◆ **What to work on**: Extract the full set of records, then give each one again exactly.

◆ **Listed records**:
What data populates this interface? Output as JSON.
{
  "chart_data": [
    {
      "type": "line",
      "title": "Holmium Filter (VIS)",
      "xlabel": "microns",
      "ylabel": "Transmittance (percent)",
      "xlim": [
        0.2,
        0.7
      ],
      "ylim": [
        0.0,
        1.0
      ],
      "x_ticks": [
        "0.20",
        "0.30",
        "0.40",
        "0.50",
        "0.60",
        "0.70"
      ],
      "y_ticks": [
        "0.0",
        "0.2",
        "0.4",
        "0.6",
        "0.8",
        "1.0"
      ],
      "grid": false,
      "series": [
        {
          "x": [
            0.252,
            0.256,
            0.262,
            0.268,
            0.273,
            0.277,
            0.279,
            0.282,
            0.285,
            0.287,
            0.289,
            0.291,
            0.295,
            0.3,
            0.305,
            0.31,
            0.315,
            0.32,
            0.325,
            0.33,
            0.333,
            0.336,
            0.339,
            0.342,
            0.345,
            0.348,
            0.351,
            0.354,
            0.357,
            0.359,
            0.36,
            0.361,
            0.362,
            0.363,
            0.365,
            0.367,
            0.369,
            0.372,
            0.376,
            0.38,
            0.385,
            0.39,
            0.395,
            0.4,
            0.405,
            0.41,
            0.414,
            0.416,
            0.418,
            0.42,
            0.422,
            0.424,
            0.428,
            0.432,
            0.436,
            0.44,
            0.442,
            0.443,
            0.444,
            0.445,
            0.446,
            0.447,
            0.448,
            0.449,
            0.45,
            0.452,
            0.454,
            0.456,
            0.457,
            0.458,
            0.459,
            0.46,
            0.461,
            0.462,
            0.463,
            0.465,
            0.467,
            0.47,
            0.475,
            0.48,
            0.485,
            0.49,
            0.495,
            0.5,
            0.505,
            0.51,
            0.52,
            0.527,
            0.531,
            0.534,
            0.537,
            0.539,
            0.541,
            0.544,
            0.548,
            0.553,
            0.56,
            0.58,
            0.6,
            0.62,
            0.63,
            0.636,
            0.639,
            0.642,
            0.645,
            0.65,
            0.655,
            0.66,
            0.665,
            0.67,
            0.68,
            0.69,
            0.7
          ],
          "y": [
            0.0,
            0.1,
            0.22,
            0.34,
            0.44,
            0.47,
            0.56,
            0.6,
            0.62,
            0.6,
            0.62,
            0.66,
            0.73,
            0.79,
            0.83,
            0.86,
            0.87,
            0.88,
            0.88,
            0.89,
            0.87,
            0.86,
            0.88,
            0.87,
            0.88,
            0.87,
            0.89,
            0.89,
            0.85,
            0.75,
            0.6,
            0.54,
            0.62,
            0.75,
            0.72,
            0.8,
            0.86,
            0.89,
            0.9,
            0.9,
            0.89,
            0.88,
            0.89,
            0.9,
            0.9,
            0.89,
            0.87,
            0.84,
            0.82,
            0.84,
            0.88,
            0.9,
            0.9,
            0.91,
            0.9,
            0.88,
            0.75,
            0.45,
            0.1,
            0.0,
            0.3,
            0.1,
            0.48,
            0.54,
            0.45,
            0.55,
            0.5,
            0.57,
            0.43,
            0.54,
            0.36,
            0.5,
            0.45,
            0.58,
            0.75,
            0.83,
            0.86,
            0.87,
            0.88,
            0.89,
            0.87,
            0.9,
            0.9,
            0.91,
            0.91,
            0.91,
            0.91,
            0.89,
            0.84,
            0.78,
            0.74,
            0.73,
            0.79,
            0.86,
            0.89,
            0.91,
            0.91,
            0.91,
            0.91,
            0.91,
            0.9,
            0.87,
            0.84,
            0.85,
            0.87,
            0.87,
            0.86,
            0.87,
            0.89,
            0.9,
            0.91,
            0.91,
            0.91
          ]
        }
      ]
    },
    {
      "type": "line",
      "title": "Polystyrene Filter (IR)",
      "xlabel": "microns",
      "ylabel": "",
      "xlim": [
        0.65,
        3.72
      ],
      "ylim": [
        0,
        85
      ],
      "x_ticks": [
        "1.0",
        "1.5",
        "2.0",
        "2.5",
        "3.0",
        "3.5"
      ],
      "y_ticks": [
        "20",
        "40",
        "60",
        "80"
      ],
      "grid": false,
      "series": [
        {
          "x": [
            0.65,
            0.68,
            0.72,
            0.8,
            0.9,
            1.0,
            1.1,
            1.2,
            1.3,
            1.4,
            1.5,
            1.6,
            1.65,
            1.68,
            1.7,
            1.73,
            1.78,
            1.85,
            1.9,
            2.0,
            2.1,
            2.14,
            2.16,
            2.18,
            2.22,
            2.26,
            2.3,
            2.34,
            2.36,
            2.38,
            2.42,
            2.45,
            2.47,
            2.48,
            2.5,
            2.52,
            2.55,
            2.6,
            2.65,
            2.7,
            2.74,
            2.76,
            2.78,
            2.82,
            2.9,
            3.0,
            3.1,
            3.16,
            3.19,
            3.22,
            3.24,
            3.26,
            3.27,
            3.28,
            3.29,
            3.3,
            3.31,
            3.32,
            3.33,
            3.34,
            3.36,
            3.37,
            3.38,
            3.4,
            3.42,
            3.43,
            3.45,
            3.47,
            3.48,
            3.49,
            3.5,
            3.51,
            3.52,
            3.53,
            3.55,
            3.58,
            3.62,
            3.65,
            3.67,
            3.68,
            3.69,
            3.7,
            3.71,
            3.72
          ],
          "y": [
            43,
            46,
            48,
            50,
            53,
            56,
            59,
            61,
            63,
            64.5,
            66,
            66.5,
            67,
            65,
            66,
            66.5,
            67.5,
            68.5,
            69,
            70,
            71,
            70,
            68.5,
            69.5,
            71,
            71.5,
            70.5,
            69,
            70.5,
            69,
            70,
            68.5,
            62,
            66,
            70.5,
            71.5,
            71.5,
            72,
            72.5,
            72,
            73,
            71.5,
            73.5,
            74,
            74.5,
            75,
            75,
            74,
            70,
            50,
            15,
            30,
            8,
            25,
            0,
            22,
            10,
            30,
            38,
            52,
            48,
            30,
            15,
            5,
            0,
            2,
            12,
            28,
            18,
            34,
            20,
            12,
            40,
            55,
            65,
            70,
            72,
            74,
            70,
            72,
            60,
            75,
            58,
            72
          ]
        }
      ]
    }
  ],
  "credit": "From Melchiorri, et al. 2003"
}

◆ **Solution**:
What data populates this interface? Output as JSON.
{
  "chart_data": [
    {
      "type": "line",
      "title": "Holmium Filter (VIS)",
      "xlabel": "microns",
      "ylabel": "Transmittance (percent)",
      "xlim": [
        0.2,
        0.7
      ],
      "ylim": [
        0.0,
        1.0
      ],
      "x_ticks": [
        "0.20",
        "0.30",
        "0.40",
        "0.50",
        "0.60",
        "0.70"
      ],
      "y_ticks": [
        "0.0",
        "0.2",
        "0.4",
        "0.6",
        "0.8",
        "1.0"
      ],
      "grid": false,
      "series": [
        {
          "x": [
            0.252,
            0.256,
            0.262,
            0.268,
            0.273,
            0.277,
            0.279,
            0.282,
            0.285,
            0.287,
            0.289,
            0.291,
            0.295,
            0.3,
            0.305,
            0.31,
            0.315,
            0.32,
            0.325,
            0.33,
            0.333,
            0.336,
            0.339,
            0.342,
            0.345,
            0.348,
            0.351,
            0.354,
            0.357,
            0.359,
            0.36,
            0.361,
            0.362,
            0.363,
            0.365,
            0.367,
            0.369,
            0.372,
            0.376,
            0.38,
            0.385,
            0.39,
            0.395,
            0.4,
            0.405,
            0.41,
            0.414,
            0.416,
            0.418,
            0.42,
            0.422,
            0.424,
            0.428,
            0.432,
            0.436,
            0.44,
            0.442,
            0.443,
            0.444,
            0.445,
            0.446,
            0.447,
            0.448,
            0.449,
            0.45,
            0.452,
            0.454,
            0.456,
            0.457,
            0.458,
            0.459,
            0.46,
            0.461,
            0.462,
            0.463,
            0.465,
            0.467,
            0.47,
            0.475,
            0.48,
            0.485,
            0.49,
            0.495,
            0.5,
            0.505,
            0.51,
            0.52,
            0.527,
            0.531,
            0.534,
            0.537,
            0.539,
            0.541,
            0.544,
            0.548,
            0.553,
            0.56,
            0.58,
            0.6,
            0.62,
            0.63,
            0.636,
            0.639,
            0.642,
            0.645,
            0.65,
            0.655,
            0.66,
            0.665,
            0.67,
            0.68,
            0.69,
            0.7
          ],
          "y": [
            0.0,
            0.1,
            0.22,
            0.34,
            0.44,
            0.47,
            0.56,
            0.6,
            0.62,
            0.6,
            0.62,
            0.66,
            0.73,
            0.79,
            0.83,
            0.86,
            0.87,
            0.88,
            0.88,
            0.89,
            0.87,
            0.86,
            0.88,
            0.87,
            0.88,
            0.87,
            0.89,
            0.89,
            0.85,
            0.75,
            0.6,
            0.54,
            0.62,
            0.75,
            0.72,
            0.8,
            0.86,
            0.89,
            0.9,
            0.9,
            0.89,
            0.88,
            0.89,
            0.9,
            0.9,
            0.89,
            0.87,
            0.84,
            0.82,
            0.84,
            0.88,
            0.9,
            0.9,
            0.91,
            0.9,
            0.88,
            0.75,
            0.45,
            0.1,
            0.0,
            0.3,
            0.1,
            0.48,
            0.54,
            0.45,
            0.55,
            0.5,
            0.57,
            0.43,
            0.54,
            0.36,
            0.5,
            0.45,
            0.58,
            0.75,
            0.83,
            0.86,
            0.87,
            0.88,
            0.89,
            0.87,
            0.9,
            0.9,
            0.91,
            0.91,
            0.91,
            0.91,
            0.89,
            0.84,
            0.78,
            0.74,
            0.73,
            0.79,
            0.86,
            0.89,
            0.91,
            0.91,
            0.91,
            0.91,
            0.91,
            0.9,
            0.87,
            0.84,
            0.85,
            0.87,
            0.87,
            0.86,
            0.87,
            0.89,
            0.9,
            0.91,
            0.91,
            0.91
          ]
        }
      ]
    },
    {
      "type": "line",
      "title": "Polystyrene Filter (IR)",
      "xlabel": "microns",
      "ylabel": "",
      "xlim": [
        0.65,
        3.72
      ],
      "ylim": [
        0,
        85
      ],
      "x_ticks": [
        "1.0",
        "1.5",
        "2.0",
        "2.5",
        "3.0",
        "3.5"
      ],
      "y_ticks": [
        "20",
        "40",
        "60",
        "80"
      ],
      "grid": false,
      "series": [
        {
          "x": [
            0.65,
            0.68,
            0.72,
            0.8,
            0.9,
            1.0,
            1.1,
            1.2,
            1.3,
            1.4,
            1.5,
            1.6,
            1.65,
            1.68,
            1.7,
            1.73,
            1.78,
            1.85,
            1.9,
            2.0,
            2.1,
            2.14,
            2.16,
            2.18,
            2.22,
            2.26,
            2.3,
            2.34,
            2.36,
            2.38,
            2.42,
            2.45,
            2.47,
            2.48,
            2.5,
            2.52,
            2.55,
            2.6,
            2.65,
            2.7,
            2.74,
            2.76,
            2.78,
            2.82,
            2.9,
            3.0,
            3.1,
            3.16,
            3.19,
            3.22,
            3.24,
            3.26,
            3.27,
            3.28,
            3.29,
            3.3,
            3.31,
            3.32,
            3.33,
            3.34,
            3.36,
            3.37,
            3.38,
            3.4,
            3.42,
            3.43,
            3.45,
            3.47,
            3.48,
            3.49,
            3.5,
            3.51,
            3.52,
            3.53,
            3.55,
            3.58,
            3.62,
            3.65,
            3.67,
            3.68,
            3.69,
            3.7,
            3.71,
            3.72
          ],
          "y": [
            43,
            46,
            48,
            50,
            53,
            56,
            59,
            61,
            63,
            64.5,
            66,
            66.5,
            67,
            65,
            66,
            66.5,
            67.5,
            68.5,
            69,
            70,
            71,
            70,
            68.5,
            69.5,
            71,
            71.5,
            70.5,
            69,
            70.5,
            69,
            70,
            68.5,
            62,
            66,
            70.5,
            71.5,
            71.5,
            72,
            72.5,
            72,
            73,
            71.5,
            73.5,
            74,
            74.5,
            75,
            75,
            74,
            70,
            50,
            15,
            30,
            8,
            25,
            0,
            22,
            10,
            30,
            38,
            52,
            48,
            30,
            15,
            5,
            0,
            2,
            12,
            28,
            18,
            34,
            20,
            12,
            40,
            55,
            65,
            70,
            72,
            74,
            70,
            72,
            60,
            75,
            58,
            72
          ]
        }
      ]
    }
  ],
  "credit": "From Melchiorri, et al. 2003"
}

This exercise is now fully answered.